======== INPUT DATA ========

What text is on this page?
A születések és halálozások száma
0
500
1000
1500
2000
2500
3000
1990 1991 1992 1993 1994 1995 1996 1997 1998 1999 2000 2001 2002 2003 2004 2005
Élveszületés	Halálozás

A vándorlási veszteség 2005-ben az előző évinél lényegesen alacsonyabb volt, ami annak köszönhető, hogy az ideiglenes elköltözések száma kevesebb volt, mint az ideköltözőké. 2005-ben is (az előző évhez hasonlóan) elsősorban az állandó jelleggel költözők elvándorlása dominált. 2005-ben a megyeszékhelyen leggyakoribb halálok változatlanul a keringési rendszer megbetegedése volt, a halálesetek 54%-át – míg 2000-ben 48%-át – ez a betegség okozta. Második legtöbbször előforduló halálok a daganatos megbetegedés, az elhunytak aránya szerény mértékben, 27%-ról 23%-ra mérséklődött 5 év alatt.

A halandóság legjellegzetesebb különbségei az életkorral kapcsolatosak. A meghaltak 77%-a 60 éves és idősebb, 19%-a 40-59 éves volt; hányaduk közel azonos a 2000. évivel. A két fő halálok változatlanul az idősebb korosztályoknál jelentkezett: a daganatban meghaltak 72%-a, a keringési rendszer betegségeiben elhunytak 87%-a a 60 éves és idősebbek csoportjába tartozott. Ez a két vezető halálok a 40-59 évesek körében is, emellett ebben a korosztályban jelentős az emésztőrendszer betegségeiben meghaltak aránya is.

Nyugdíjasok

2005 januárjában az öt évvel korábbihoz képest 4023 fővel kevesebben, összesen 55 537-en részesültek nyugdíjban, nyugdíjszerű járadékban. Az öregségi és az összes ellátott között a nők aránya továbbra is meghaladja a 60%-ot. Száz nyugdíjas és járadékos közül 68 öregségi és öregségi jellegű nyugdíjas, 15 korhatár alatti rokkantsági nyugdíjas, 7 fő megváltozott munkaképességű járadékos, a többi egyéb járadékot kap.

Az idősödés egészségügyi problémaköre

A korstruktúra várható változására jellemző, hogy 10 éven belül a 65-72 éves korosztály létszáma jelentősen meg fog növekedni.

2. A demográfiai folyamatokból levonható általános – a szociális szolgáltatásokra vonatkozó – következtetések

========

- **YOUR INSTRUCTIONS**: Repeat all the records. Match each line exactly.

- **RESULT OF THE TASK**:
What text is on this page?
A születések és halálozások száma
0
500
1000
1500
2000
2500
3000
1990 1991 1992 1993 1994 1995 1996 1997 1998 1999 2000 2001 2002 2003 2004 2005
Élveszületés	Halálozás

A vándorlási veszteség 2005-ben az előző évinél lényegesen alacsonyabb volt, ami annak köszönhető, hogy az ideiglenes elköltözések száma kevesebb volt, mint az ideköltözőké. 2005-ben is (az előző évhez hasonlóan) elsősorban az állandó jelleggel költözők elvándorlása dominált. 2005-ben a megyeszékhelyen leggyakoribb halálok változatlanul a keringési rendszer megbetegedése volt, a halálesetek 54%-át – míg 2000-ben 48%-át – ez a betegség okozta. Második legtöbbször előforduló halálok a daganatos megbetegedés, az elhunytak aránya szerény mértékben, 27%-ról 23%-ra mérséklődött 5 év alatt.

A halandóság legjellegzetesebb különbségei az életkorral kapcsolatosak. A meghaltak 77%-a 60 éves és idősebb, 19%-a 40-59 éves volt; hányaduk közel azonos a 2000. évivel. A két fő halálok változatlanul az idősebb korosztályoknál jelentkezett: a daganatban meghaltak 72%-a, a keringési rendszer betegségeiben elhunytak 87%-a a 60 éves és idősebbek csoportjába tartozott. Ez a két vezető halálok a 40-59 évesek körében is, emellett ebben a korosztályban jelentős az emésztőrendszer betegségeiben meghaltak aránya is.

Nyugdíjasok

2005 januárjában az öt évvel korábbihoz képest 4023 fővel kevesebben, összesen 55 537-en részesültek nyugdíjban, nyugdíjszerű járadékban. Az öregségi és az összes ellátott között a nők aránya továbbra is meghaladja a 60%-ot. Száz nyugdíjas és járadékos közül 68 öregségi és öregségi jellegű nyugdíjas, 15 korhatár alatti rokkantsági nyugdíjas, 7 fő megváltozott munkaképességű járadékos, a többi egyéb járadékot kap.

Az idősödés egészségügyi problémaköre

A korstruktúra várható változására jellemző, hogy 10 éven belül a 65-72 éves korosztály létszáma jelentősen meg fog növekedni.

2. A demográfiai folyamatokból levonható általános – a szociális szolgáltatásokra vonatkozó – következtetések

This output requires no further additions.